_Aim_
Note each line of the listing that contains the string "تسلمها", and copy it.

[Dataset items]
........

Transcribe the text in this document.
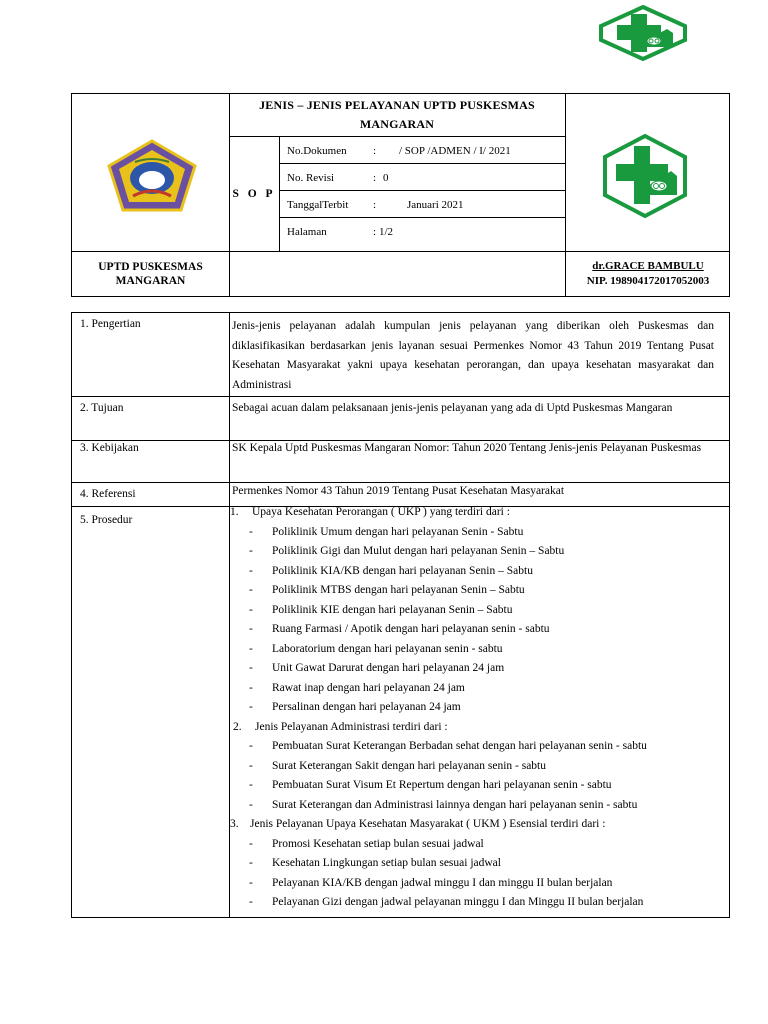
JENIS – JENIS PELAYANAN UPTD PUSKESMAS MANGARAN
S O P
No.Dokumen	:	/ SOP /ADMEN / I/ 2021
No. Revisi	: 0
TanggalTerbit	:	Januari 2021
Halaman	: 1/2
UPTD PUSKESMAS MANGARAN
dr.GRACE BAMBULU
NIP. 198904172017052003
1. Pengertian	Jenis-jenis pelayanan adalah kumpulan jenis pelayanan yang diberikan oleh Puskesmas dan diklasifikasikan berdasarkan jenis layanan sesuai Permenkes Nomor 43 Tahun 2019 Tentang Pusat Kesehatan Masyarakat yakni upaya kesehatan perorangan, dan upaya kesehatan masyarakat dan Administrasi

2. Tujuan	Sebagai acuan dalam pelaksanaan jenis-jenis pelayanan yang ada di Uptd Puskesmas Mangaran

3. Kebijakan	SK Kepala Uptd Puskesmas Mangaran Nomor: Tahun 2020 Tentang Jenis-jenis Pelayanan Puskesmas

4. Referensi	Permenkes Nomor 43 Tahun 2019 Tentang Pusat Kesehatan Masyarakat

5. Prosedur
1. Upaya Kesehatan Perorangan ( UKP ) yang terdiri dari :
- Poliklinik Umum dengan hari pelayanan Senin - Sabtu
- Poliklinik Gigi dan Mulut dengan hari pelayanan Senin – Sabtu
- Poliklinik KIA/KB dengan hari pelayanan Senin – Sabtu
- Poliklinik MTBS dengan hari pelayanan Senin – Sabtu
- Poliklinik KIE dengan hari pelayanan Senin – Sabtu
- Ruang Farmasi / Apotik dengan hari pelayanan senin - sabtu
- Laboratorium dengan hari pelayanan senin - sabtu
- Unit Gawat Darurat dengan hari pelayanan 24 jam
- Rawat inap dengan hari pelayanan 24 jam
- Persalinan dengan hari pelayanan 24 jam
2. Jenis Pelayanan Administrasi terdiri dari :
- Pembuatan Surat Keterangan Berbadan sehat dengan hari pelayanan senin - sabtu
- Surat Keterangan Sakit dengan hari pelayanan senin - sabtu
- Pembuatan Surat Visum Et Repertum dengan hari pelayanan senin - sabtu
- Surat Keterangan dan Administrasi lainnya dengan hari pelayanan senin - sabtu
3. Jenis Pelayanan Upaya Kesehatan Masyarakat ( UKM ) Esensial terdiri dari :
- Promosi Kesehatan setiap bulan sesuai jadwal
- Kesehatan Lingkungan setiap bulan sesuai jadwal
- Pelayanan KIA/KB dengan jadwal minggu I dan minggu II bulan berjalan
- Pelayanan Gizi dengan jadwal pelayanan minggu I dan Minggu II bulan berjalan
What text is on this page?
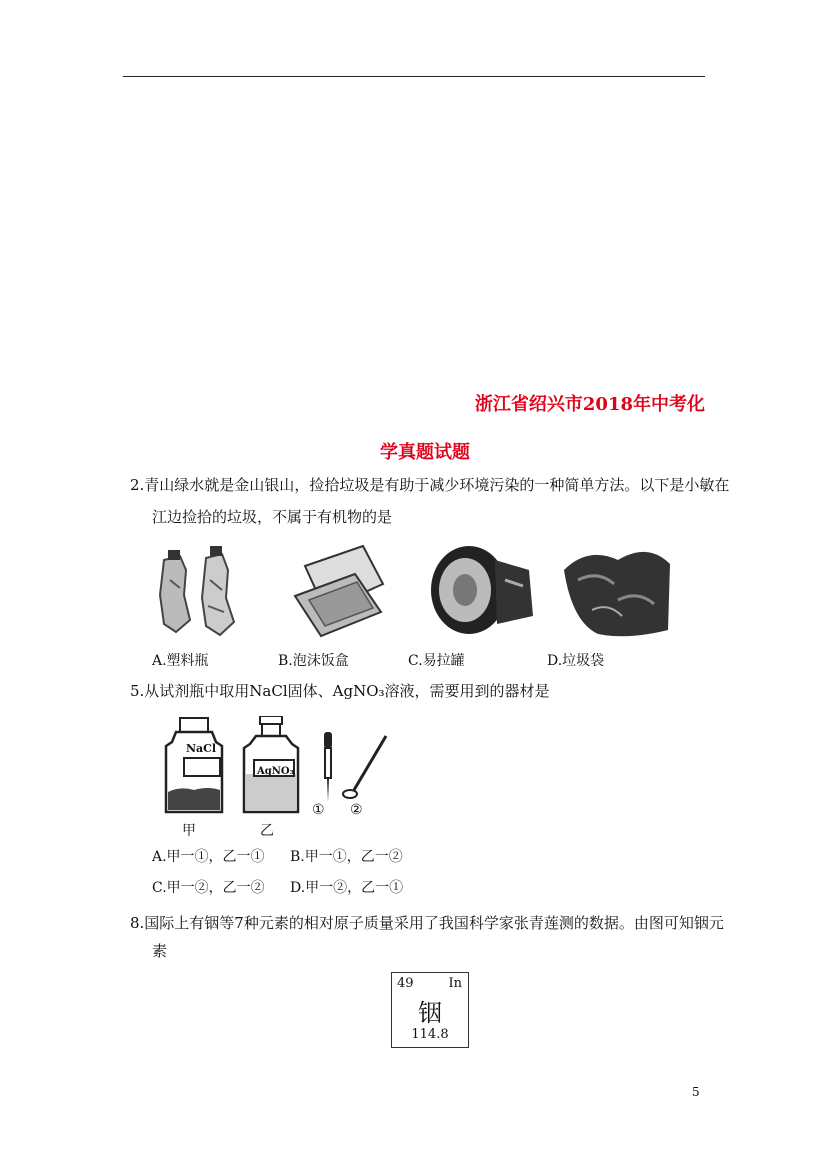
浙江省绍兴市2018年中考化
学真题试题
2.青山绿水就是金山银山，捡拾垃圾是有助于减少环境污染的一种简单方法。以下是小敏在
江边捡拾的垃圾，不属于有机物的是
A.塑料瓶	B.泡沫饭盒	C.易拉罐	D.垃圾袋
5.从试剂瓶中取用NaCl固体、AgNO₃溶液，需要用到的器材是
NaCl
甲
AgNO₃
乙
① ②
A.甲一①，乙一① B.甲一①，乙一②
C.甲一②，乙一② D.甲一②，乙一①
8.国际上有铟等7种元素的相对原子质量采用了我国科学家张青莲测的数据。由图可知铟元
素
49	In
铟
114.8
5
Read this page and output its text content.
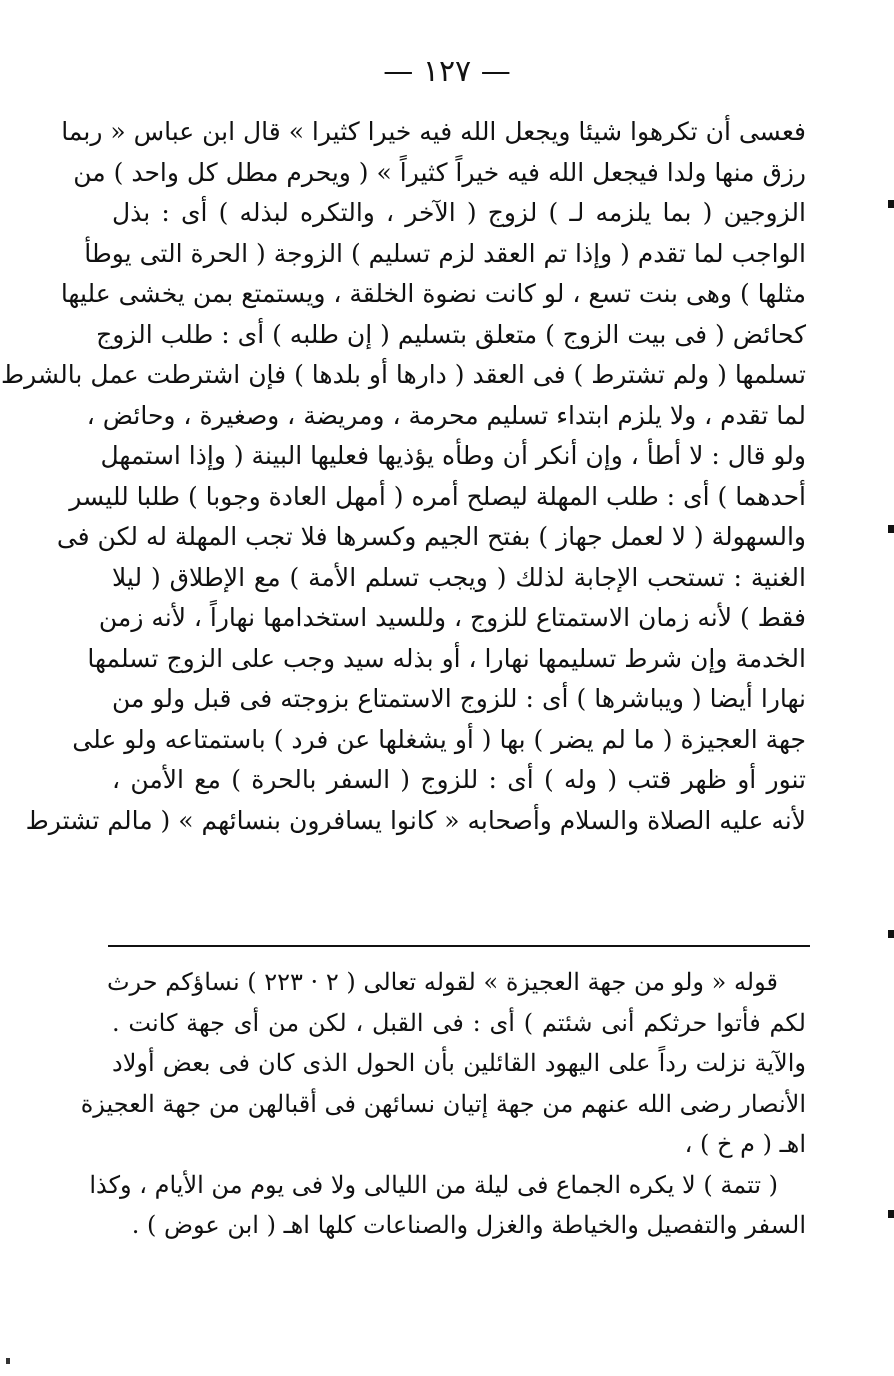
— ١٢٧ —
فعسى أن تكرهوا شيئا ويجعل الله فيه خيرا كثيرا » قال ابن عباس « ربما
رزق منها ولدا فيجعل الله فيه خيراً كثيراً » ( ويحرم مطل كل واحد ) من
الزوجين ( بما يلزمه لـ ) لزوج ( الآخر ، والتكره لبذله ) أى : بذل
الواجب لما تقدم ( وإذا تم العقد لزم تسليم ) الزوجة ( الحرة التى يوطأ
مثلها ) وهى بنت تسع ، لو كانت نضوة الخلقة ، ويستمتع بمن يخشى عليها
كحائض ( فى بيت الزوج ) متعلق بتسليم ( إن طلبه ) أى : طلب الزوج
تسلمها ( ولم تشترط ) فى العقد ( دارها أو بلدها ) فإن اشترطت عمل بالشرط
لما تقدم ، ولا يلزم ابتداء تسليم محرمة ، ومريضة ، وصغيرة ، وحائض ،
ولو قال : لا أطأ ، وإن أنكر أن وطأه يؤذيها فعليها البينة ( وإذا استمهل
أحدهما ) أى : طلب المهلة ليصلح أمره ( أمهل العادة وجوبا ) طلبا لليسر
والسهولة ( لا لعمل جهاز ) بفتح الجيم وكسرها فلا تجب المهلة له لكن فى
الغنية : تستحب الإجابة لذلك ( ويجب تسلم الأمة ) مع الإطلاق ( ليلا
فقط ) لأنه زمان الاستمتاع للزوج ، وللسيد استخدامها نهاراً ، لأنه زمن
الخدمة وإن شرط تسليمها نهارا ، أو بذله سيد وجب على الزوج تسلمها
نهارا أيضا ( ويباشرها ) أى : للزوج الاستمتاع بزوجته فى قبل ولو من
جهة العجيزة ( ما لم يضر ) بها ( أو يشغلها عن فرد ) باستمتاعه ولو على
تنور أو ظهر قتب ( وله ) أى : للزوج ( السفر بالحرة ) مع الأمن ،
لأنه عليه الصلاة والسلام وأصحابه « كانوا يسافرون بنسائهم » ( مالم تشترط
قوله « ولو من جهة العجيزة » لقوله تعالى ( ٢ · ٢٢٣ ) نساؤكم حرث
لكم فأتوا حرثكم أنى شئتم ) أى : فى القبل ، لكن من أى جهة كانت .
والآية نزلت رداً على اليهود القائلين بأن الحول الذى كان فى بعض أولاد
الأنصار رضى الله عنهم من جهة إتيان نسائهن فى أقبالهن من جهة العجيزة
اهـ ( م خ ) ،
( تتمة ) لا يكره الجماع فى ليلة من الليالى ولا فى يوم من الأيام ، وكذا
السفر والتفصيل والخياطة والغزل والصناعات كلها اهـ ( ابن عوض ) .
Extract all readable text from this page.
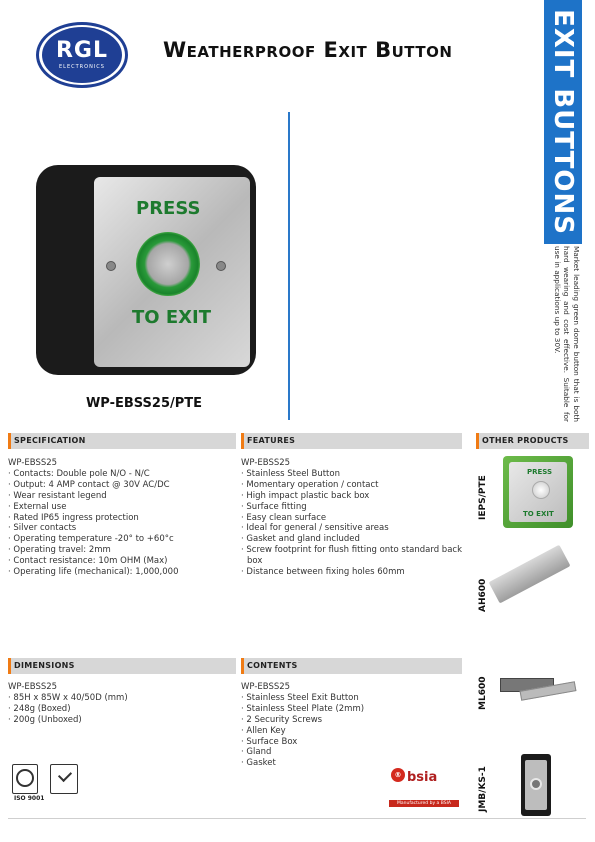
RGL
ELECTRONICS
Weatherproof Exit Button	EXIT BUTTONS
Market leading green dome button that is both hard wearing and cost effective. Suitable for use in applications up to 30V.
PRESS
TO EXIT
WP-EBSS25/PTE
SPECIFICATION	FEATURES	OTHER PRODUCTS
DIMENSIONS	CONTENTS
WP-EBSS25
· Contacts: Double pole N/O - N/C
· Output: 4 AMP contact @ 30V AC/DC
· Wear resistant legend
· External use
· Rated IP65 ingress protection
· Silver contacts
· Operating temperature -20° to +60°c
· Operating travel: 2mm
· Contact resistance: 10m OHM (Max)
· Operating life (mechanical): 1,000,000
WP-EBSS25
· Stainless Steel Button
· Momentary operation / contact
· High impact plastic back box
· Surface fitting
· Easy clean surface
· Ideal for general / sensitive areas
· Gasket and gland included
· Screw footprint for flush fitting onto standard back box
· Distance between fixing holes 60mm
WP-EBSS25
· 85H x 85W x 40/50D (mm)
· 248g (Boxed)
· 200g (Unboxed)
WP-EBSS25
· Stainless Steel Exit Button
· Stainless Steel Plate (2mm)
· 2 Security Screws
· Allen Key
· Surface Box
· Gland
· Gasket
IEPS/PTE
PRESS
TO EXIT
AH600
ML600
JMB/KS-1
ISO 9001
® bsia
Manufactured by a BSIA Member
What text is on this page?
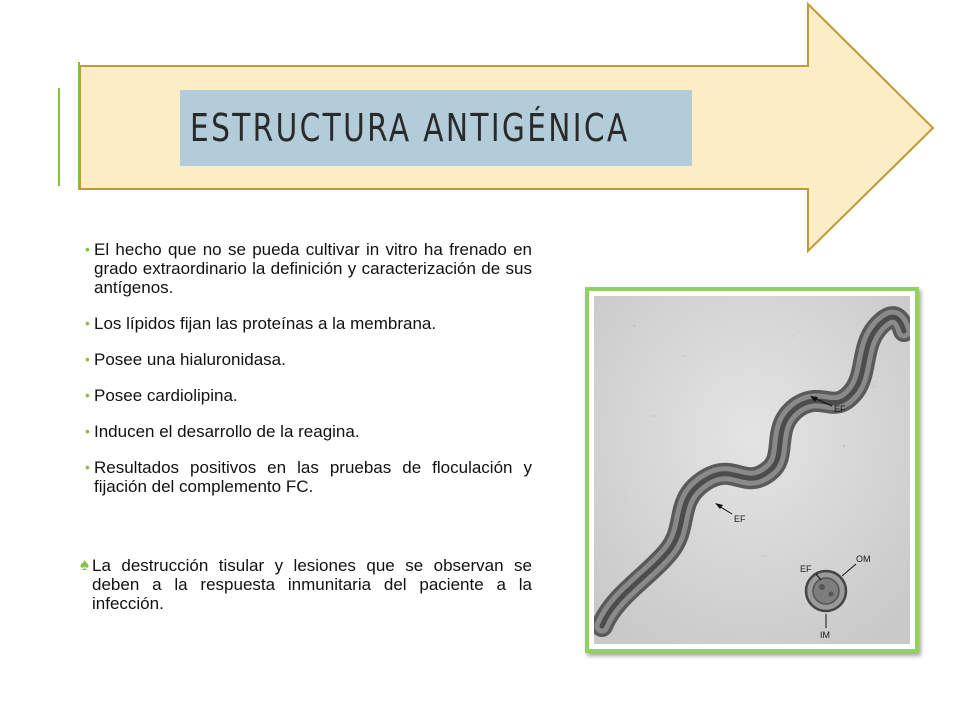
ESTRUCTURA ANTIGÉNICA
• El hecho que no se pueda cultivar in vitro ha frenado en grado extraordinario la definición y caracterización de sus antígenos.
• Los lípidos fijan las proteínas a la membrana.
• Posee una hialuronidasa.
• Posee cardiolipina.
• Inducen el desarrollo de la reagina.
• Resultados positivos en las pruebas de floculación y fijación del complemento FC.
♠ La destrucción tisular y lesiones que se observan se deben a la respuesta inmunitaria del paciente a la infección.
EF
EF
OM
EF
IM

........

_Answer to the problem_
تسلمها ( ولم تشترط ) فى العقد ( دارها أو بلدها ) فإن اشترطت عمل بالشرط
الخدمة وإن شرط تسليمها نهارا ، أو بذله سيد وجب على الزوج تسلمها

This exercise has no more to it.